## start PROVIDED ENTRIES

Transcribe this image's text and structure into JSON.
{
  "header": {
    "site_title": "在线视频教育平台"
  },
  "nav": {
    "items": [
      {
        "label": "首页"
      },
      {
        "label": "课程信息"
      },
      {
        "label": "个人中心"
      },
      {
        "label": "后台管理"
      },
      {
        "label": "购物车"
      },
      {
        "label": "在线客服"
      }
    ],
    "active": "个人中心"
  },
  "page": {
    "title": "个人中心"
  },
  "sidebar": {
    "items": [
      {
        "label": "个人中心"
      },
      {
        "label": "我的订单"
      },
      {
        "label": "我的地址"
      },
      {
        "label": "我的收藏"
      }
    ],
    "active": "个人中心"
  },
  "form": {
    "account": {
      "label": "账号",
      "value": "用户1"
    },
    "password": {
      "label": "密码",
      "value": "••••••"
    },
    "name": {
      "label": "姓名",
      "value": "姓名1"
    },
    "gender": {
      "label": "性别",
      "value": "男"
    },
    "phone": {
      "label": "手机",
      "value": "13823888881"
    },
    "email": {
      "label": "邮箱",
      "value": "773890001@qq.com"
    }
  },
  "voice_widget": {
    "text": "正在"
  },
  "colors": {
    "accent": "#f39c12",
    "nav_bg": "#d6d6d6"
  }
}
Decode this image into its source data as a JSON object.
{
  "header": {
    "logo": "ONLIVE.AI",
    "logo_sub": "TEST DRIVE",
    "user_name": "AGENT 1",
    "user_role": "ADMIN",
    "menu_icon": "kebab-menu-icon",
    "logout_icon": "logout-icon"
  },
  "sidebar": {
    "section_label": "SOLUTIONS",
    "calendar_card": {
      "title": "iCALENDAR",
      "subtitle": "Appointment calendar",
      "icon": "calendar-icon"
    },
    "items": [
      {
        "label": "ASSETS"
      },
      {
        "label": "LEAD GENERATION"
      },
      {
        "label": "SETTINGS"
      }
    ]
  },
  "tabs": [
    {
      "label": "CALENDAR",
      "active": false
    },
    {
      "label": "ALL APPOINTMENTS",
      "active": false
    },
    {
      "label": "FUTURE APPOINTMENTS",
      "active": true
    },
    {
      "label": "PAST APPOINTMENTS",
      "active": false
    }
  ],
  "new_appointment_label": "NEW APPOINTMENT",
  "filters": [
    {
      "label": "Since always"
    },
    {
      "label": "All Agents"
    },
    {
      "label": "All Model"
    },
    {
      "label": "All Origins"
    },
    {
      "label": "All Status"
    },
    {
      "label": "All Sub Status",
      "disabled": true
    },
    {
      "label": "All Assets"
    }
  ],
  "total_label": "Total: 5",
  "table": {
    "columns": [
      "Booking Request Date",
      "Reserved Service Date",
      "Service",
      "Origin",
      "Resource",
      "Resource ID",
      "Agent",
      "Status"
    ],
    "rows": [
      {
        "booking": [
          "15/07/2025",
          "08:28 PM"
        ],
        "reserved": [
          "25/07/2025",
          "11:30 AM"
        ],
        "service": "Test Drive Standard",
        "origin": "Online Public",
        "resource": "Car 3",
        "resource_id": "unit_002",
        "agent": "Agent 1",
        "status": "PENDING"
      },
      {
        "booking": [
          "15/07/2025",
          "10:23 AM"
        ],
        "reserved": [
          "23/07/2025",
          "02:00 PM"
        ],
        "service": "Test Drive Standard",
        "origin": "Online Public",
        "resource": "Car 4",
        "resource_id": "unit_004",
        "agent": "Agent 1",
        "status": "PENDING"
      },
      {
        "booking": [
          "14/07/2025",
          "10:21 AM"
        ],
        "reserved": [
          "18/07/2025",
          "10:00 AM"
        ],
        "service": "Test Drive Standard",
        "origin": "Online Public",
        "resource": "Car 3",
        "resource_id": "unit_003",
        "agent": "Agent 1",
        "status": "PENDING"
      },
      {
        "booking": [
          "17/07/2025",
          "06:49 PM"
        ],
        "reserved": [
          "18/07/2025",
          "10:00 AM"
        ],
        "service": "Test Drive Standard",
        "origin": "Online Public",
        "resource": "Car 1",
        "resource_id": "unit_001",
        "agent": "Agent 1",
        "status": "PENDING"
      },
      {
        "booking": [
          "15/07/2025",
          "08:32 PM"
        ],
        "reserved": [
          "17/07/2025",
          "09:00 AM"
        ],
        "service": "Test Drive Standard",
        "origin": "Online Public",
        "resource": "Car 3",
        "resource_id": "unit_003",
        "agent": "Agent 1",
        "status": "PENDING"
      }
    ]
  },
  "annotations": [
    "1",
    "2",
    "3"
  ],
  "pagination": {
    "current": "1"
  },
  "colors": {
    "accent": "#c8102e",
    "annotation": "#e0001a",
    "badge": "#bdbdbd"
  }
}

## end PROVIDED ENTRIES

### INSTRUCTIONS TO FOLLOW
Extract every line of the records above that contains the word "Date".

### RESPONSE TO THIS EXERCISE
      "Booking Request Date",
      "Reserved Service Date",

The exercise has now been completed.